> **What to produce**: Copy the data precisely, character for character, and leave out every picture.

━━━ Provided entries ━━━

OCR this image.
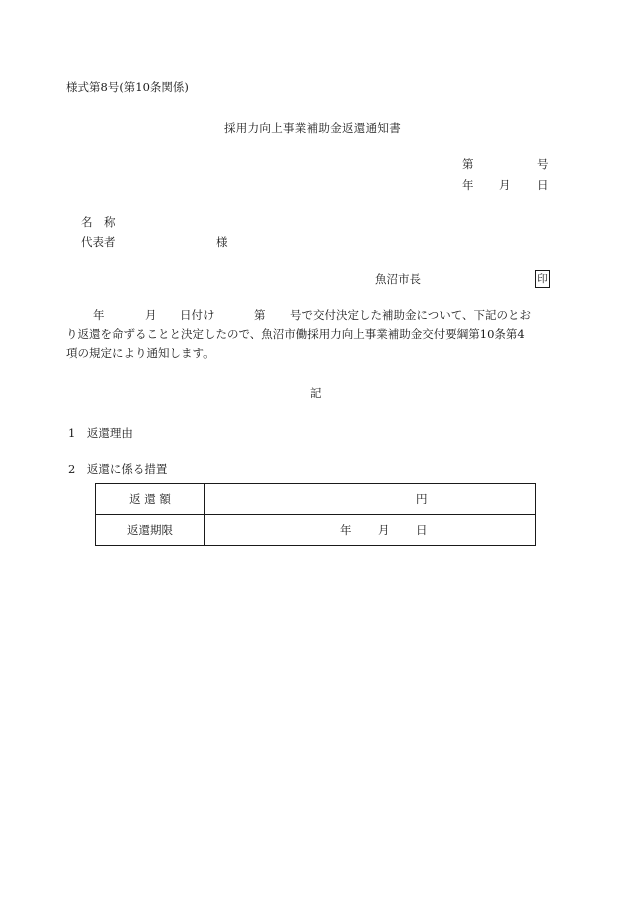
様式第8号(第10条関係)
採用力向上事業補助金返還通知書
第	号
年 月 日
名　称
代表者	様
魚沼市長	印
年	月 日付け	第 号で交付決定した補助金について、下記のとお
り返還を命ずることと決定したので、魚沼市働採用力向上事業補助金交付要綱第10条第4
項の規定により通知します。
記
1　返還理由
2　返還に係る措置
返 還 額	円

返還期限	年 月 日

━━━

> **Complete output**:
OCR this image.
様式第8号(第10条関係)
採用力向上事業補助金返還通知書
第	号
年 月 日
名　称
代表者	様
魚沼市長	印
年	月 日付け	第 号で交付決定した補助金について、下記のとお
り返還を命ずることと決定したので、魚沼市働採用力向上事業補助金交付要綱第10条第4
項の規定により通知します。
記
1　返還理由
2　返還に係る措置
返 還 額	円

返還期限	年 月 日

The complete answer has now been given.